**STORED ROWS**
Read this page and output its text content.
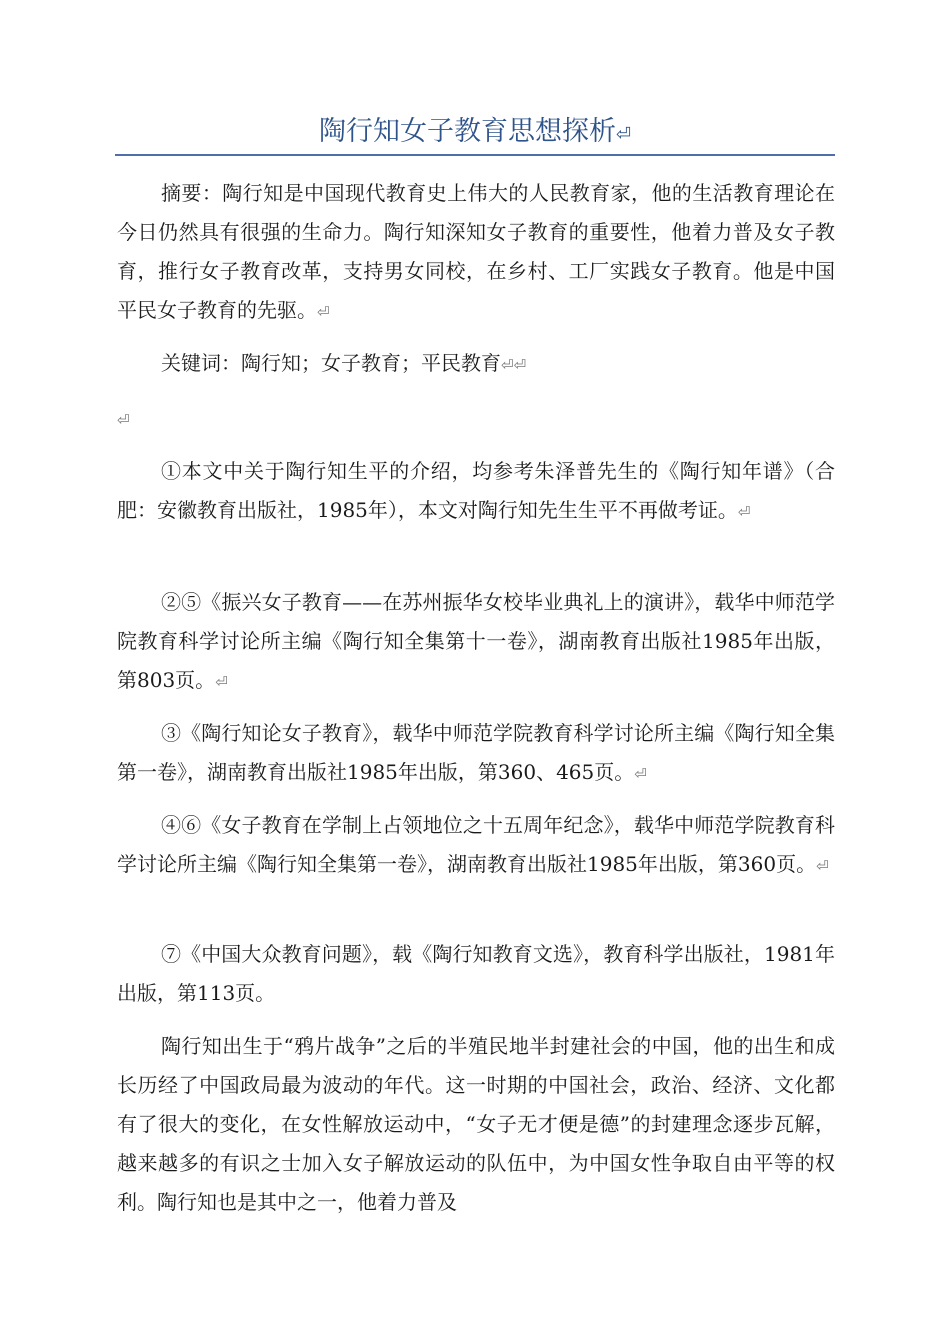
陶行知女子教育思想探析⏎

摘要：陶行知是中国现代教育史上伟大的人民教育家，他的生活教育理论在今日仍然具有很强的生命力。陶行知深知女子教育的重要性，他着力普及女子教育，推行女子教育改革，支持男女同校，在乡村、工厂实践女子教育。他是中国平民女子教育的先驱。⏎

关键词：陶行知；女子教育；平民教育⏎⏎

⏎

①本文中关于陶行知生平的介绍，均参考朱泽普先生的《陶行知年谱》（合肥：安徽教育出版社，1985年），本文对陶行知先生生平不再做考证。⏎

②⑤《振兴女子教育——在苏州振华女校毕业典礼上的演讲》，载华中师范学院教育科学讨论所主编《陶行知全集第十一卷》，湖南教育出版社1985年出版，第803页。⏎

③《陶行知论女子教育》，载华中师范学院教育科学讨论所主编《陶行知全集第一卷》，湖南教育出版社1985年出版，第360、465页。⏎

④⑥《女子教育在学制上占领地位之十五周年纪念》，载华中师范学院教育科学讨论所主编《陶行知全集第一卷》，湖南教育出版社1985年出版，第360页。⏎

⑦《中国大众教育问题》，载《陶行知教育文选》，教育科学出版社，1981年出版，第113页。

陶行知出生于“鸦片战争”之后的半殖民地半封建社会的中国，他的出生和成长历经了中国政局最为波动的年代。这一时期的中国社会，政治、经济、文化都有了很大的变化，在女性解放运动中，“女子无才便是德”的封建理念逐步瓦解，越来越多的有识之士加入女子解放运动的队伍中，为中国女性争取自由平等的权利。陶行知也是其中之一，他着力普及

**PROBLEM TO WORK ON**
All of the lines above should be retyped precisely, apart from the pictures.

**FINAL RESULT**
Read this page and output its text content.
陶行知女子教育思想探析⏎

摘要：陶行知是中国现代教育史上伟大的人民教育家，他的生活教育理论在今日仍然具有很强的生命力。陶行知深知女子教育的重要性，他着力普及女子教育，推行女子教育改革，支持男女同校，在乡村、工厂实践女子教育。他是中国平民女子教育的先驱。⏎

关键词：陶行知；女子教育；平民教育⏎⏎

⏎

①本文中关于陶行知生平的介绍，均参考朱泽普先生的《陶行知年谱》（合肥：安徽教育出版社，1985年），本文对陶行知先生生平不再做考证。⏎

②⑤《振兴女子教育——在苏州振华女校毕业典礼上的演讲》，载华中师范学院教育科学讨论所主编《陶行知全集第十一卷》，湖南教育出版社1985年出版，第803页。⏎

③《陶行知论女子教育》，载华中师范学院教育科学讨论所主编《陶行知全集第一卷》，湖南教育出版社1985年出版，第360、465页。⏎

④⑥《女子教育在学制上占领地位之十五周年纪念》，载华中师范学院教育科学讨论所主编《陶行知全集第一卷》，湖南教育出版社1985年出版，第360页。⏎

⑦《中国大众教育问题》，载《陶行知教育文选》，教育科学出版社，1981年出版，第113页。

陶行知出生于“鸦片战争”之后的半殖民地半封建社会的中国，他的出生和成长历经了中国政局最为波动的年代。这一时期的中国社会，政治、经济、文化都有了很大的变化，在女性解放运动中，“女子无才便是德”的封建理念逐步瓦解，越来越多的有识之士加入女子解放运动的队伍中，为中国女性争取自由平等的权利。陶行知也是其中之一，他着力普及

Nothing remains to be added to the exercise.